■ WRITTEN EXERCISE
Please set down these items again, line for line, with no changes.

■ Element location data
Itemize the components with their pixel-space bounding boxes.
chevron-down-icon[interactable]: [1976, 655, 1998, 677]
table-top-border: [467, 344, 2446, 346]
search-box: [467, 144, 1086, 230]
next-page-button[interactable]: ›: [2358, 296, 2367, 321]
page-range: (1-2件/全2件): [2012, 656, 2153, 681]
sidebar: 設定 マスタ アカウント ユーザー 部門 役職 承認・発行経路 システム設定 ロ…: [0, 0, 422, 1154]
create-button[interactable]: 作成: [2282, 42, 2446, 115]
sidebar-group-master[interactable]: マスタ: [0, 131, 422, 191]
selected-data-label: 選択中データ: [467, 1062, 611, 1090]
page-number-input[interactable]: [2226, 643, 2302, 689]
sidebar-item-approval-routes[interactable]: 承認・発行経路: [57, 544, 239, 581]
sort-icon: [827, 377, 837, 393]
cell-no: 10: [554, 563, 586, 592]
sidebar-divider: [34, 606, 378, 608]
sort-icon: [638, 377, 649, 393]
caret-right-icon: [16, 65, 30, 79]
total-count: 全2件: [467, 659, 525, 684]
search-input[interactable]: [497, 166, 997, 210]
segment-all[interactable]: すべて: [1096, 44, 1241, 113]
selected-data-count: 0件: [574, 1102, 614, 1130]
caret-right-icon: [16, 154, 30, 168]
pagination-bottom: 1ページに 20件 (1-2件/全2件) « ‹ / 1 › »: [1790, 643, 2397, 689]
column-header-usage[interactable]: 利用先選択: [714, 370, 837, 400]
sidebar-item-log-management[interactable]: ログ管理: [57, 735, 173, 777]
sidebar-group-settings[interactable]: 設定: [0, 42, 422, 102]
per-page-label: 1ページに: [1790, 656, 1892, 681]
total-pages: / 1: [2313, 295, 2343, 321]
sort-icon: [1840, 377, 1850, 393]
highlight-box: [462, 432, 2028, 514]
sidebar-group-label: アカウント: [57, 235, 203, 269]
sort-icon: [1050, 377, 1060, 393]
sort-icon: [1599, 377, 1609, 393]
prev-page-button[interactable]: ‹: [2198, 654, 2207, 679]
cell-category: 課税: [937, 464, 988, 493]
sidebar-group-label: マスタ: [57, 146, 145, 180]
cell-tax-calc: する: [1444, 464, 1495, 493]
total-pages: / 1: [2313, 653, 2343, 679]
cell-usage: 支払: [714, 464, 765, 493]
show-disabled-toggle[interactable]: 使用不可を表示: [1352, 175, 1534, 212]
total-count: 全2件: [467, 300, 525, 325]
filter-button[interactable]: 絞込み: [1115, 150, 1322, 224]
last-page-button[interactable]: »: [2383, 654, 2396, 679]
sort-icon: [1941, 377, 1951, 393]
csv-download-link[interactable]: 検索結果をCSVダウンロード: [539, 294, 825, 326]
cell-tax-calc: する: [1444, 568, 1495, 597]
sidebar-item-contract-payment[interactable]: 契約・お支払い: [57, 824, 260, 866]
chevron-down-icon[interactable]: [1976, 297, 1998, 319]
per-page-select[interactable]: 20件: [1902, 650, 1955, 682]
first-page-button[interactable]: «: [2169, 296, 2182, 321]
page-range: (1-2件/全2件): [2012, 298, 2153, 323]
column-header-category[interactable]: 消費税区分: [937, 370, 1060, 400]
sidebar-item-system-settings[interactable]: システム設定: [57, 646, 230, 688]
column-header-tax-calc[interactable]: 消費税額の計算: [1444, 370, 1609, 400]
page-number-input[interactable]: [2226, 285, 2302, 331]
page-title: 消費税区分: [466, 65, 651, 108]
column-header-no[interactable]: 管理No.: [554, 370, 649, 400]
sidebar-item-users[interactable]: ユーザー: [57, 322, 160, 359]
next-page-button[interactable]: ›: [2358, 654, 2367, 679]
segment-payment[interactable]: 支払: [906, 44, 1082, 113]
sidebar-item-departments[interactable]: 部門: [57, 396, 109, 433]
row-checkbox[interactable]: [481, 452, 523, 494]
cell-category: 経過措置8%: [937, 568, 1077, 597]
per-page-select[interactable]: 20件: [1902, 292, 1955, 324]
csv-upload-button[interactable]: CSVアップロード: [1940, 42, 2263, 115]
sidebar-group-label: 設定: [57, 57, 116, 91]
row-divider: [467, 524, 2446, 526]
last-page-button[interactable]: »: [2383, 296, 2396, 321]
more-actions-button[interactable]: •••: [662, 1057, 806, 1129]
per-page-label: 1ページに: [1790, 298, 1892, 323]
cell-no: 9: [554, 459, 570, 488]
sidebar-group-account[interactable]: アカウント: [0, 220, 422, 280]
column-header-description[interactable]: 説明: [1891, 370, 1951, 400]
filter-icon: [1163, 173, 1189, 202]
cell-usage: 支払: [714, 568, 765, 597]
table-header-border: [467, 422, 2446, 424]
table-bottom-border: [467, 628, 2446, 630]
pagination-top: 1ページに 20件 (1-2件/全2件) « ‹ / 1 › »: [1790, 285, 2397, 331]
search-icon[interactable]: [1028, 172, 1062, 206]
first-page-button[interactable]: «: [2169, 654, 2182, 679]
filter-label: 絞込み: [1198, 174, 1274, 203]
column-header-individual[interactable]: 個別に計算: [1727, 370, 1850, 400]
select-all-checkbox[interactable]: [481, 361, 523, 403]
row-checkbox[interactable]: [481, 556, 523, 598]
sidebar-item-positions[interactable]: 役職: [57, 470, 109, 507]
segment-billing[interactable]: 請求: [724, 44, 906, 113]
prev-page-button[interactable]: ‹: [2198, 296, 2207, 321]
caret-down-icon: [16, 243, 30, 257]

■ TASK RESPONSE
Itemize the components with their pixel-space bounding boxes.
chevron-down-icon[interactable]: [1976, 655, 1998, 677]
table-top-border: [467, 344, 2446, 346]
search-box: [467, 144, 1086, 230]
next-page-button[interactable]: ›: [2358, 296, 2367, 321]
page-range: (1-2件/全2件): [2012, 656, 2153, 681]
sidebar: 設定 マスタ アカウント ユーザー 部門 役職 承認・発行経路 システム設定 ロ…: [0, 0, 422, 1154]
create-button[interactable]: 作成: [2282, 42, 2446, 115]
sidebar-group-master[interactable]: マスタ: [0, 131, 422, 191]
selected-data-label: 選択中データ: [467, 1062, 611, 1090]
page-number-input[interactable]: [2226, 643, 2302, 689]
sidebar-item-approval-routes[interactable]: 承認・発行経路: [57, 544, 239, 581]
sort-icon: [827, 377, 837, 393]
cell-no: 10: [554, 563, 586, 592]
sidebar-divider: [34, 606, 378, 608]
sort-icon: [638, 377, 649, 393]
caret-right-icon: [16, 65, 30, 79]
total-count: 全2件: [467, 659, 525, 684]
search-input[interactable]: [497, 166, 997, 210]
segment-all[interactable]: すべて: [1096, 44, 1241, 113]
selected-data-count: 0件: [574, 1102, 614, 1130]
caret-right-icon: [16, 154, 30, 168]
pagination-bottom: 1ページに 20件 (1-2件/全2件) « ‹ / 1 › »: [1790, 643, 2397, 689]
column-header-usage[interactable]: 利用先選択: [714, 370, 837, 400]
sidebar-item-log-management[interactable]: ログ管理: [57, 735, 173, 777]
sidebar-group-settings[interactable]: 設定: [0, 42, 422, 102]
per-page-label: 1ページに: [1790, 656, 1892, 681]
total-pages: / 1: [2313, 295, 2343, 321]
sort-icon: [1840, 377, 1850, 393]
highlight-box: [462, 432, 2028, 514]
sidebar-group-label: アカウント: [57, 235, 203, 269]
sort-icon: [1050, 377, 1060, 393]
sort-icon: [1599, 377, 1609, 393]
prev-page-button[interactable]: ‹: [2198, 654, 2207, 679]
cell-category: 課税: [937, 464, 988, 493]
sidebar-group-label: マスタ: [57, 146, 145, 180]
cell-tax-calc: する: [1444, 464, 1495, 493]
total-pages: / 1: [2313, 653, 2343, 679]
cell-usage: 支払: [714, 464, 765, 493]
show-disabled-toggle[interactable]: 使用不可を表示: [1352, 175, 1534, 212]
total-count: 全2件: [467, 300, 525, 325]
filter-button[interactable]: 絞込み: [1115, 150, 1322, 224]
last-page-button[interactable]: »: [2383, 654, 2396, 679]
sort-icon: [1941, 377, 1951, 393]
csv-download-link[interactable]: 検索結果をCSVダウンロード: [539, 294, 825, 326]
cell-tax-calc: する: [1444, 568, 1495, 597]
sidebar-item-contract-payment[interactable]: 契約・お支払い: [57, 824, 260, 866]
chevron-down-icon[interactable]: [1976, 297, 1998, 319]
per-page-select[interactable]: 20件: [1902, 650, 1955, 682]
first-page-button[interactable]: «: [2169, 296, 2182, 321]
page-range: (1-2件/全2件): [2012, 298, 2153, 323]
column-header-category[interactable]: 消費税区分: [937, 370, 1060, 400]
sidebar-item-system-settings[interactable]: システム設定: [57, 646, 230, 688]
column-header-tax-calc[interactable]: 消費税額の計算: [1444, 370, 1609, 400]
page-number-input[interactable]: [2226, 285, 2302, 331]
page-title: 消費税区分: [466, 65, 651, 108]
column-header-no[interactable]: 管理No.: [554, 370, 649, 400]
sidebar-item-users[interactable]: ユーザー: [57, 322, 160, 359]
next-page-button[interactable]: ›: [2358, 654, 2367, 679]
segment-payment[interactable]: 支払: [906, 44, 1082, 113]
sidebar-item-departments[interactable]: 部門: [57, 396, 109, 433]
row-checkbox[interactable]: [481, 452, 523, 494]
cell-category: 経過措置8%: [937, 568, 1077, 597]
per-page-select[interactable]: 20件: [1902, 292, 1955, 324]
csv-upload-button[interactable]: CSVアップロード: [1940, 42, 2263, 115]
sidebar-group-label: 設定: [57, 57, 116, 91]
row-divider: [467, 524, 2446, 526]
last-page-button[interactable]: »: [2383, 296, 2396, 321]
more-actions-button[interactable]: •••: [662, 1057, 806, 1129]
per-page-label: 1ページに: [1790, 298, 1892, 323]
cell-no: 9: [554, 459, 570, 488]
sidebar-group-account[interactable]: アカウント: [0, 220, 422, 280]
column-header-description[interactable]: 説明: [1891, 370, 1951, 400]
filter-icon: [1163, 173, 1189, 202]
cell-usage: 支払: [714, 568, 765, 597]
table-header-border: [467, 422, 2446, 424]
table-bottom-border: [467, 628, 2446, 630]
pagination-top: 1ページに 20件 (1-2件/全2件) « ‹ / 1 › »: [1790, 285, 2397, 331]
search-icon[interactable]: [1028, 172, 1062, 206]
first-page-button[interactable]: «: [2169, 654, 2182, 679]
filter-label: 絞込み: [1198, 174, 1274, 203]
column-header-individual[interactable]: 個別に計算: [1727, 370, 1850, 400]
select-all-checkbox[interactable]: [481, 361, 523, 403]
row-checkbox[interactable]: [481, 556, 523, 598]
sidebar-item-positions[interactable]: 役職: [57, 470, 109, 507]
segment-billing[interactable]: 請求: [724, 44, 906, 113]
prev-page-button[interactable]: ‹: [2198, 296, 2207, 321]
caret-down-icon: [16, 243, 30, 257]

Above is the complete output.